** start RECORDS SHOWN **

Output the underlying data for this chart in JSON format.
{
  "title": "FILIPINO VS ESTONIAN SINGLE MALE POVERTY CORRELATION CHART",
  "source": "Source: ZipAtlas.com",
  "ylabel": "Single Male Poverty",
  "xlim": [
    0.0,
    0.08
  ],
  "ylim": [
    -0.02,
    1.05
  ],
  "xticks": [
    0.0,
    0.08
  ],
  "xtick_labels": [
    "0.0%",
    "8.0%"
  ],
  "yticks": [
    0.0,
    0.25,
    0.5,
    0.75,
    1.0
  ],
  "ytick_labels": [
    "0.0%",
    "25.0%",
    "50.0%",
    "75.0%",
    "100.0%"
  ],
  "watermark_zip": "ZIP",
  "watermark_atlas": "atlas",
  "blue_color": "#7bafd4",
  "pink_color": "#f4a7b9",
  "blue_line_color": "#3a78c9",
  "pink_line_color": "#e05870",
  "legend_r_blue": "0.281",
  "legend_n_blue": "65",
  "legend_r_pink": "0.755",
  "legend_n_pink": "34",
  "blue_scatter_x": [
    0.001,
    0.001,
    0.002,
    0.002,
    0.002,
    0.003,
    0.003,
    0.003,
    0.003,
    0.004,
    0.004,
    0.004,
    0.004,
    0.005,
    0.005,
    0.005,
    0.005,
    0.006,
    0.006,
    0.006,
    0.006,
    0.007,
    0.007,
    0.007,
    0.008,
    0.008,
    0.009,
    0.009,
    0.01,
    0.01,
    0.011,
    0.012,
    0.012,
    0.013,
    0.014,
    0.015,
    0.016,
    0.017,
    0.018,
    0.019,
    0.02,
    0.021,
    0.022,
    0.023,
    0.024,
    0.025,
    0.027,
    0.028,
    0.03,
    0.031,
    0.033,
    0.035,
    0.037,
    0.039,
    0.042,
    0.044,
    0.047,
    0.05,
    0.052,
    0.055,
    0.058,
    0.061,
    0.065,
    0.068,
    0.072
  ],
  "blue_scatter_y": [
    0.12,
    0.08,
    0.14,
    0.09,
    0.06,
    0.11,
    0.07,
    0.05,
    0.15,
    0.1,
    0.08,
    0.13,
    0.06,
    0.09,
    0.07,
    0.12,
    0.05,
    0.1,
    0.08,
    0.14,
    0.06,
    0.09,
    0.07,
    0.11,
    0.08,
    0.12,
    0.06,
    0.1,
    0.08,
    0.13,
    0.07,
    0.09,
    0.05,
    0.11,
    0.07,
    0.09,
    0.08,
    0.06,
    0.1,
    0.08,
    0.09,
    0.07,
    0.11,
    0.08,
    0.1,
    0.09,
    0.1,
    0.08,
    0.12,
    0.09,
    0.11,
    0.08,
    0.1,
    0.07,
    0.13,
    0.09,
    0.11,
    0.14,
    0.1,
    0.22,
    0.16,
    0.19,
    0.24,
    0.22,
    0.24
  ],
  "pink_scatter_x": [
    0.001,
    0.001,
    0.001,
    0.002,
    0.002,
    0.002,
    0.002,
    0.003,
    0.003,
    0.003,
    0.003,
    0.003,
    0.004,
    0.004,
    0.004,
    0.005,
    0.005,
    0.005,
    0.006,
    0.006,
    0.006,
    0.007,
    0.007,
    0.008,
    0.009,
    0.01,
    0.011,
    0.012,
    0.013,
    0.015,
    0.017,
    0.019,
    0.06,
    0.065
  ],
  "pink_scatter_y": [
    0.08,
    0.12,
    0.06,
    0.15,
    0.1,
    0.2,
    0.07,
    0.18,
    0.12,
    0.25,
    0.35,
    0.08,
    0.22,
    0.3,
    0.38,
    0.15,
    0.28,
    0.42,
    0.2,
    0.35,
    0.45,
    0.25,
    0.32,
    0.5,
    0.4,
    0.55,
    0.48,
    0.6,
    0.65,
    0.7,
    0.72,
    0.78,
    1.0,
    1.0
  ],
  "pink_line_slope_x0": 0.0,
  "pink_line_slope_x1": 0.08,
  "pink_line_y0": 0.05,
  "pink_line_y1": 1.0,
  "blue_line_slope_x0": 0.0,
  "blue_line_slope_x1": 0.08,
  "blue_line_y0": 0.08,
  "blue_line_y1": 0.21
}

** end RECORDS SHOWN **

* **WRITTEN EXERCISE**
Reproduce each entry from the records above, character for character.

* **PROBLEM SOLUTION**
Output the underlying data for this chart in JSON format.
{
  "title": "FILIPINO VS ESTONIAN SINGLE MALE POVERTY CORRELATION CHART",
  "source": "Source: ZipAtlas.com",
  "ylabel": "Single Male Poverty",
  "xlim": [
    0.0,
    0.08
  ],
  "ylim": [
    -0.02,
    1.05
  ],
  "xticks": [
    0.0,
    0.08
  ],
  "xtick_labels": [
    "0.0%",
    "8.0%"
  ],
  "yticks": [
    0.0,
    0.25,
    0.5,
    0.75,
    1.0
  ],
  "ytick_labels": [
    "0.0%",
    "25.0%",
    "50.0%",
    "75.0%",
    "100.0%"
  ],
  "watermark_zip": "ZIP",
  "watermark_atlas": "atlas",
  "blue_color": "#7bafd4",
  "pink_color": "#f4a7b9",
  "blue_line_color": "#3a78c9",
  "pink_line_color": "#e05870",
  "legend_r_blue": "0.281",
  "legend_n_blue": "65",
  "legend_r_pink": "0.755",
  "legend_n_pink": "34",
  "blue_scatter_x": [
    0.001,
    0.001,
    0.002,
    0.002,
    0.002,
    0.003,
    0.003,
    0.003,
    0.003,
    0.004,
    0.004,
    0.004,
    0.004,
    0.005,
    0.005,
    0.005,
    0.005,
    0.006,
    0.006,
    0.006,
    0.006,
    0.007,
    0.007,
    0.007,
    0.008,
    0.008,
    0.009,
    0.009,
    0.01,
    0.01,
    0.011,
    0.012,
    0.012,
    0.013,
    0.014,
    0.015,
    0.016,
    0.017,
    0.018,
    0.019,
    0.02,
    0.021,
    0.022,
    0.023,
    0.024,
    0.025,
    0.027,
    0.028,
    0.03,
    0.031,
    0.033,
    0.035,
    0.037,
    0.039,
    0.042,
    0.044,
    0.047,
    0.05,
    0.052,
    0.055,
    0.058,
    0.061,
    0.065,
    0.068,
    0.072
  ],
  "blue_scatter_y": [
    0.12,
    0.08,
    0.14,
    0.09,
    0.06,
    0.11,
    0.07,
    0.05,
    0.15,
    0.1,
    0.08,
    0.13,
    0.06,
    0.09,
    0.07,
    0.12,
    0.05,
    0.1,
    0.08,
    0.14,
    0.06,
    0.09,
    0.07,
    0.11,
    0.08,
    0.12,
    0.06,
    0.1,
    0.08,
    0.13,
    0.07,
    0.09,
    0.05,
    0.11,
    0.07,
    0.09,
    0.08,
    0.06,
    0.1,
    0.08,
    0.09,
    0.07,
    0.11,
    0.08,
    0.1,
    0.09,
    0.1,
    0.08,
    0.12,
    0.09,
    0.11,
    0.08,
    0.1,
    0.07,
    0.13,
    0.09,
    0.11,
    0.14,
    0.1,
    0.22,
    0.16,
    0.19,
    0.24,
    0.22,
    0.24
  ],
  "pink_scatter_x": [
    0.001,
    0.001,
    0.001,
    0.002,
    0.002,
    0.002,
    0.002,
    0.003,
    0.003,
    0.003,
    0.003,
    0.003,
    0.004,
    0.004,
    0.004,
    0.005,
    0.005,
    0.005,
    0.006,
    0.006,
    0.006,
    0.007,
    0.007,
    0.008,
    0.009,
    0.01,
    0.011,
    0.012,
    0.013,
    0.015,
    0.017,
    0.019,
    0.06,
    0.065
  ],
  "pink_scatter_y": [
    0.08,
    0.12,
    0.06,
    0.15,
    0.1,
    0.2,
    0.07,
    0.18,
    0.12,
    0.25,
    0.35,
    0.08,
    0.22,
    0.3,
    0.38,
    0.15,
    0.28,
    0.42,
    0.2,
    0.35,
    0.45,
    0.25,
    0.32,
    0.5,
    0.4,
    0.55,
    0.48,
    0.6,
    0.65,
    0.7,
    0.72,
    0.78,
    1.0,
    1.0
  ],
  "pink_line_slope_x0": 0.0,
  "pink_line_slope_x1": 0.08,
  "pink_line_y0": 0.05,
  "pink_line_y1": 1.0,
  "blue_line_slope_x0": 0.0,
  "blue_line_slope_x1": 0.08,
  "blue_line_y0": 0.08,
  "blue_line_y1": 0.21
}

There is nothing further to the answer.